● **Task requirements**
Wherever the string "name" occurs in a line of these records, report that line.

>> Begin

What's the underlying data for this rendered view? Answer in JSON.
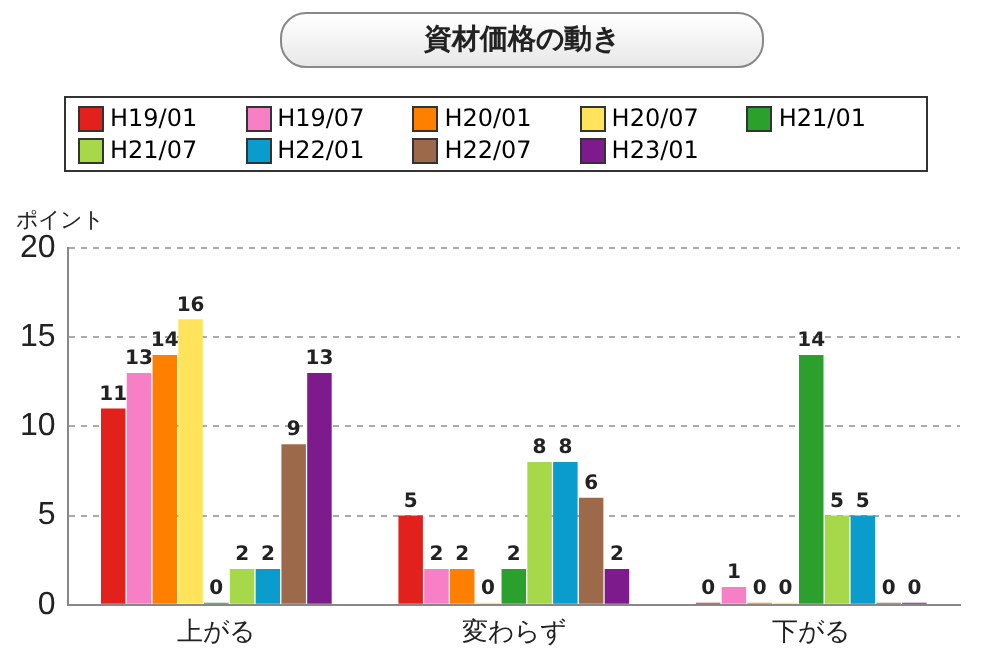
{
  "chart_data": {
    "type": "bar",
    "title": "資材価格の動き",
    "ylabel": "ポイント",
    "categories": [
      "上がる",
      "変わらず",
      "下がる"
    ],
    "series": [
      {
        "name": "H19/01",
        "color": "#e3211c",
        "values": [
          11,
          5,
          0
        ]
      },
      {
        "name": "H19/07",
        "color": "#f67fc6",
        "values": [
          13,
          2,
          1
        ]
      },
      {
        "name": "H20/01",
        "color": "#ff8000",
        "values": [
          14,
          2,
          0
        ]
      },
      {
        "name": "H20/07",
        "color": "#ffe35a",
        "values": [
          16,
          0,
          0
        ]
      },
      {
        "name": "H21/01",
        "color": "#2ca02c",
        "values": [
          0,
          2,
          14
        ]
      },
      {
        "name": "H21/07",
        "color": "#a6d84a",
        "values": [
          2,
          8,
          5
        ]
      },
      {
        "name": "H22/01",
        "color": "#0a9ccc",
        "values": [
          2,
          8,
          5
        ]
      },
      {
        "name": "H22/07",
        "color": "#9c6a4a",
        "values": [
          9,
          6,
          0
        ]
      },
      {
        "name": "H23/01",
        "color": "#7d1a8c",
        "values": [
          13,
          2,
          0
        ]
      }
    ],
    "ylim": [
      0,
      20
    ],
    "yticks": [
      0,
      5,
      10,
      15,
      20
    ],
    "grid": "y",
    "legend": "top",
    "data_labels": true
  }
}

>> End

● **Task output**
        "name": "H19/01",
        "name": "H19/07",
        "name": "H20/01",
        "name": "H20/07",
        "name": "H21/01",
        "name": "H21/07",
        "name": "H22/01",
        "name": "H22/07",
        "name": "H23/01",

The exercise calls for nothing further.